* [Direction]: Starting at the beginning of the records and ending at the line that contains "The anode body 21 is at (514, 700).", reproduce the lines with "schematic view" swapped for "schematic illustration" and everything else unchanged. Leave the pictures out of your answer.

━━ Extracted records

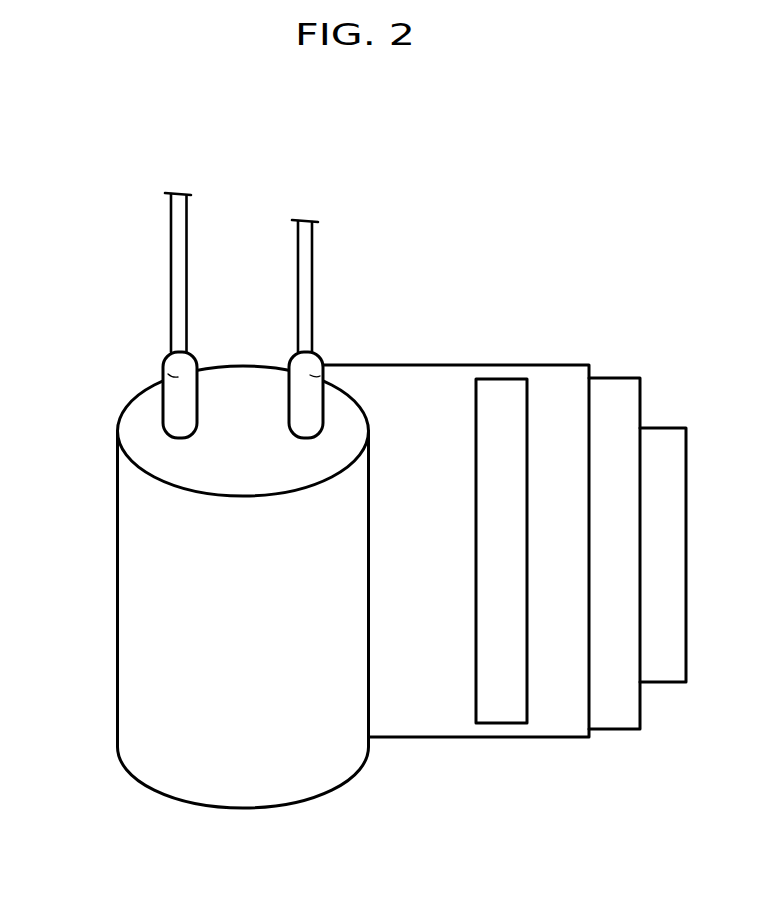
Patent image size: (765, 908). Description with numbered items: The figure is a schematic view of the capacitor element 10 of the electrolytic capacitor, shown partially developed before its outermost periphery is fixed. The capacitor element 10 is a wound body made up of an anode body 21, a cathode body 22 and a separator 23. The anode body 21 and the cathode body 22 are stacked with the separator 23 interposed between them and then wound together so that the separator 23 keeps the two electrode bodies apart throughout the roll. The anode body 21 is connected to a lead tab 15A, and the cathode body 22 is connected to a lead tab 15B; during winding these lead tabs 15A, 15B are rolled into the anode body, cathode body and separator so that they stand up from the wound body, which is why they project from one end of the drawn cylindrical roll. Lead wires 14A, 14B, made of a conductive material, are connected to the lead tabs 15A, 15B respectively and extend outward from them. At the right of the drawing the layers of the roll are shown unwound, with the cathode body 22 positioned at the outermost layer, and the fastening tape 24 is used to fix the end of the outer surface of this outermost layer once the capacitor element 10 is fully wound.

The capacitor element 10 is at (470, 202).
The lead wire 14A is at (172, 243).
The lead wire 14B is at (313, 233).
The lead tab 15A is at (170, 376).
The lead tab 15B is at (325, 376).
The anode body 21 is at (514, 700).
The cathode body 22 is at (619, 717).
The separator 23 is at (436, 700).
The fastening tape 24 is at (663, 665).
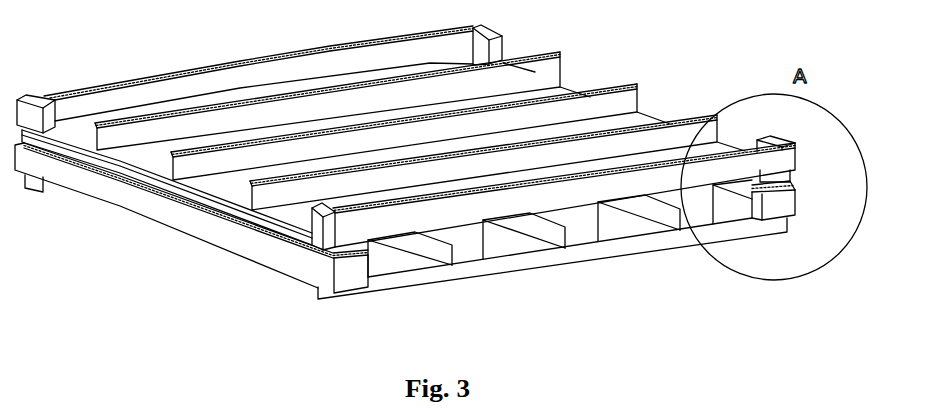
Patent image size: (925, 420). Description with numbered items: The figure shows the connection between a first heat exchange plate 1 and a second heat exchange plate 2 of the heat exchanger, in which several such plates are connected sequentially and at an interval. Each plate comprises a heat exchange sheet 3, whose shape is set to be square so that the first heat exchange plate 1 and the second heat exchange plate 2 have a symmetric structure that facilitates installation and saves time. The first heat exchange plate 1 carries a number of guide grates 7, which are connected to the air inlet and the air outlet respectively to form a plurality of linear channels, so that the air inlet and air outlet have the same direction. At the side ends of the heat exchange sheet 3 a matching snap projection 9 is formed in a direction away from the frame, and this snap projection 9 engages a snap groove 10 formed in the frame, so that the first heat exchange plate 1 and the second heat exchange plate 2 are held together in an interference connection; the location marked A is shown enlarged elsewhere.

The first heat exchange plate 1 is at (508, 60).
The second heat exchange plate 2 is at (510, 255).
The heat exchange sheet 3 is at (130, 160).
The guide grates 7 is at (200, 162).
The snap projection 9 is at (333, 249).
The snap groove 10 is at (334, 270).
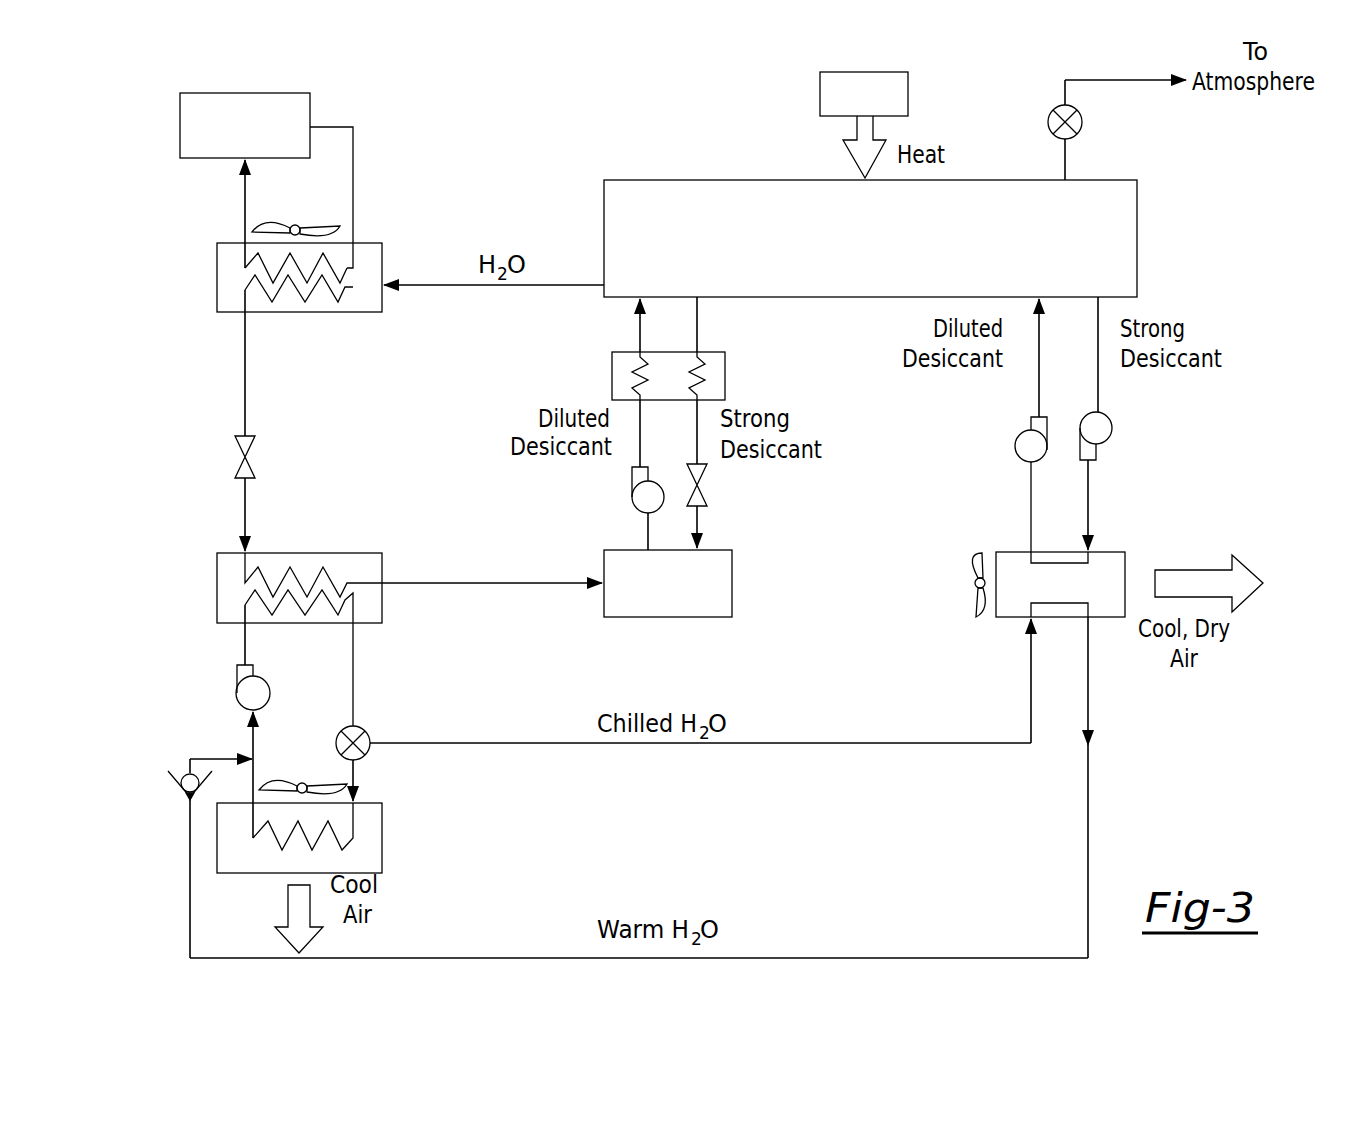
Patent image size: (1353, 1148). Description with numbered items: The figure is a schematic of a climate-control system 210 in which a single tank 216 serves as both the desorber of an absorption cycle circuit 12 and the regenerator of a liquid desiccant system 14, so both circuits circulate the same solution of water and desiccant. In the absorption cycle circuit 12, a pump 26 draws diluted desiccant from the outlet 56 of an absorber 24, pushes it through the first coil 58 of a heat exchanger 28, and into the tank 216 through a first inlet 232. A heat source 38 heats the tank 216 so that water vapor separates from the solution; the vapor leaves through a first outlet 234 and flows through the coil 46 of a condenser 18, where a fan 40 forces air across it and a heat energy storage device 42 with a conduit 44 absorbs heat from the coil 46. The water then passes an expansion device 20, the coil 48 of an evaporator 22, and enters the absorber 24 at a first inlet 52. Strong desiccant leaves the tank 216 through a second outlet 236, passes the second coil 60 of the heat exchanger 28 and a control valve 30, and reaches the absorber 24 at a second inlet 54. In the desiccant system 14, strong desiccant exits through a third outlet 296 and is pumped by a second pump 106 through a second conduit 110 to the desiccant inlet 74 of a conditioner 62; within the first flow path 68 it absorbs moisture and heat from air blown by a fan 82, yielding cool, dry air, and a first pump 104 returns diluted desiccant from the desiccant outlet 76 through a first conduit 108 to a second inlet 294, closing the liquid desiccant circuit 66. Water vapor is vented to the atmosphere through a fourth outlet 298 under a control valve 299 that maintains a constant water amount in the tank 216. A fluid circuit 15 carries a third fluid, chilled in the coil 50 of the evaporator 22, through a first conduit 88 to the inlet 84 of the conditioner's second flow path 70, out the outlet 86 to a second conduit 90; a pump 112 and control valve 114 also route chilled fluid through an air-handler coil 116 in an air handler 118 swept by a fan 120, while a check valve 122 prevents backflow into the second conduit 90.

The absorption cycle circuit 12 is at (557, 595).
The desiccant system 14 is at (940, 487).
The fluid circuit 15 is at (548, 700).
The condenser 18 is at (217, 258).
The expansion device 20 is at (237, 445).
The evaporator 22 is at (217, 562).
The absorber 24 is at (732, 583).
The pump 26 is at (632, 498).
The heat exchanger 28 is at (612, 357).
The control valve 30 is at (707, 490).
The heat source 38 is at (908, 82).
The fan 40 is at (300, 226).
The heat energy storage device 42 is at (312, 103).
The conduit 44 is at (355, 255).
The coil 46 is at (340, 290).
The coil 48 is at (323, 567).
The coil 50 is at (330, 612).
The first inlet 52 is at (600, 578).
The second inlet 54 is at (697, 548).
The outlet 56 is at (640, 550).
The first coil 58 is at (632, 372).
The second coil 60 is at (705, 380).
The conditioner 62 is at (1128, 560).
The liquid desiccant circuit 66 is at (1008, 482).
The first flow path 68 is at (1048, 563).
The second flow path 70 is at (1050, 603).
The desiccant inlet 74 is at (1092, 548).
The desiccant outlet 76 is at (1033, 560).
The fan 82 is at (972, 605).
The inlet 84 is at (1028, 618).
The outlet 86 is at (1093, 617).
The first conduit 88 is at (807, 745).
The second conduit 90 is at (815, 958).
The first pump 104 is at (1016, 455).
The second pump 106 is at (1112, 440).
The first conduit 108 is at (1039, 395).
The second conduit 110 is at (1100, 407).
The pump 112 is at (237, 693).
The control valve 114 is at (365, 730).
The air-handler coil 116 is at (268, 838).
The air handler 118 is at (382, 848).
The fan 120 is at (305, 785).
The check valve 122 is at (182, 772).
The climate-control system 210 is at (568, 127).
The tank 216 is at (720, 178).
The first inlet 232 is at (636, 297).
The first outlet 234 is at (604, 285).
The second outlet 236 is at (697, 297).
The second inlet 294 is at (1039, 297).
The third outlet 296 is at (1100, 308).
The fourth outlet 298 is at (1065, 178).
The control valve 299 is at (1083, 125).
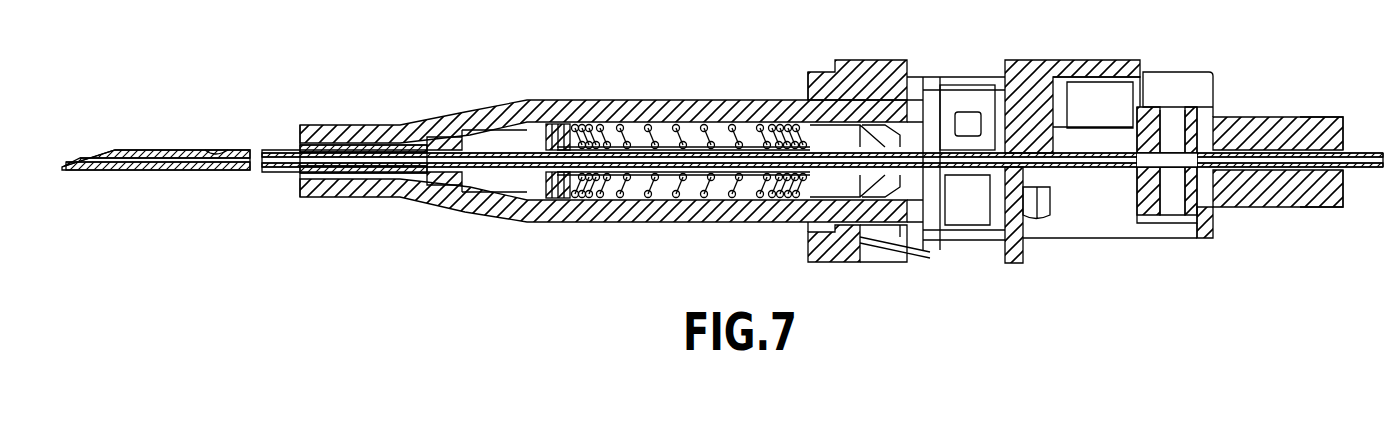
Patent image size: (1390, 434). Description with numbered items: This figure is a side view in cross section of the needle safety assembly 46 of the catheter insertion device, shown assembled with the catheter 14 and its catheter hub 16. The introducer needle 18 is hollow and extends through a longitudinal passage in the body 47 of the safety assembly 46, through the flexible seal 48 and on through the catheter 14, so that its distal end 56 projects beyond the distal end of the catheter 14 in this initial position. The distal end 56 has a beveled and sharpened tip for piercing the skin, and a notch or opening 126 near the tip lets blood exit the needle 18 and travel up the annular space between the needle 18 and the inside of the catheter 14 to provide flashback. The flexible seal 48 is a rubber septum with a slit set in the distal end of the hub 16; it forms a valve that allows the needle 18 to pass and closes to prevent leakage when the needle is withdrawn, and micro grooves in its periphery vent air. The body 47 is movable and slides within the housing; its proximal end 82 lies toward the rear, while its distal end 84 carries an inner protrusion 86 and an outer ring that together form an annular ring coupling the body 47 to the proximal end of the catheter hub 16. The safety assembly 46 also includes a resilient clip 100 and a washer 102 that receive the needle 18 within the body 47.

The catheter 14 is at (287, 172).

━━━━

* [Exercise solution]:
Patent image size: (765, 908). Description with numbered items: The figure is a schematic illustration of the capacitor element 10 of the electrolytic capacitor, shown partially developed before its outermost periphery is fixed. The capacitor element 10 is a wound body made up of an anode body 21, a cathode body 22 and a separator 23. The anode body 21 and the cathode body 22 are stacked with the separator 23 interposed between them and then wound together so that the separator 23 keeps the two electrode bodies apart throughout the roll. The anode body 21 is connected to a lead tab 15A, and the cathode body 22 is connected to a lead tab 15B; during winding these lead tabs 15A, 15B are rolled into the anode body, cathode body and separator so that they stand up from the wound body, which is why they project from one end of the drawn cylindrical roll. Lead wires 14A, 14B, made of a conductive material, are connected to the lead tabs 15A, 15B respectively and extend outward from them. At the right of the drawing the layers of the roll are shown unwound, with the cathode body 22 positioned at the outermost layer, and the fastening tape 24 is used to fix the end of the outer surface of this outermost layer once the capacitor element 10 is fully wound.

The capacitor element 10 is at (470, 202).
The lead wire 14A is at (172, 243).
The lead wire 14B is at (313, 233).
The lead tab 15A is at (170, 376).
The lead tab 15B is at (325, 376).
The anode body 21 is at (514, 700).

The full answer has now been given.